Data lines:
================================
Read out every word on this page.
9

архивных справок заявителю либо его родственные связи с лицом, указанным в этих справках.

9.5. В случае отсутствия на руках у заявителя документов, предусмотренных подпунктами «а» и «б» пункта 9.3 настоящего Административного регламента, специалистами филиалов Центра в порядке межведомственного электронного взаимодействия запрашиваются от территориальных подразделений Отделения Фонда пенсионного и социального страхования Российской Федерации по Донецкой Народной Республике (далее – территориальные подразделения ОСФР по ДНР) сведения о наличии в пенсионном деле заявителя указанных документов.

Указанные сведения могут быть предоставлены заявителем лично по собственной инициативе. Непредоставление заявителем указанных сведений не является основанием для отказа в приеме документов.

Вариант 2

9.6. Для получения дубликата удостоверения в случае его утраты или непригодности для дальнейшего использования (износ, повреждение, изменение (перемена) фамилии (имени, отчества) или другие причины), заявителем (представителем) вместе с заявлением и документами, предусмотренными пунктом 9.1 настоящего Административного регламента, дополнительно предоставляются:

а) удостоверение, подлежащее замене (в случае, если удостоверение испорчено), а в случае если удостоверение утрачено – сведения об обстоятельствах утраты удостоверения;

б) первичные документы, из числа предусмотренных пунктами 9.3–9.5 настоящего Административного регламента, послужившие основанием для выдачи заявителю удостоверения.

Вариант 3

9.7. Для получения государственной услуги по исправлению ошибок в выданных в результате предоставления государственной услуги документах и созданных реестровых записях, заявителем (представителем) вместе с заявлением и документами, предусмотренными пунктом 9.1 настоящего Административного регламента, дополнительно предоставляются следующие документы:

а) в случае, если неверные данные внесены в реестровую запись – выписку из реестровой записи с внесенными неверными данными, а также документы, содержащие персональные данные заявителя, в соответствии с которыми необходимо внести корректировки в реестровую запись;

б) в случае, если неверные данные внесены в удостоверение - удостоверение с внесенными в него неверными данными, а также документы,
================================
What you will do:
Copy out every line from the data above that has "документов" in it.

Written solution:
9.5. В случае отсутствия на руках у заявителя документов, предусмотренных подпунктами «а» и «б» пункта 9.3 настоящего Административного регламента, специалистами филиалов Центра в порядке межведомственного электронного взаимодействия запрашиваются от территориальных подразделений Отделения Фонда пенсионного и социального страхования Российской Федерации по Донецкой Народной Республике (далее – территориальные подразделения ОСФР по ДНР) сведения о наличии в пенсионном деле заявителя указанных документов.
Указанные сведения могут быть предоставлены заявителем лично по собственной инициативе. Непредоставление заявителем указанных сведений не является основанием для отказа в приеме документов.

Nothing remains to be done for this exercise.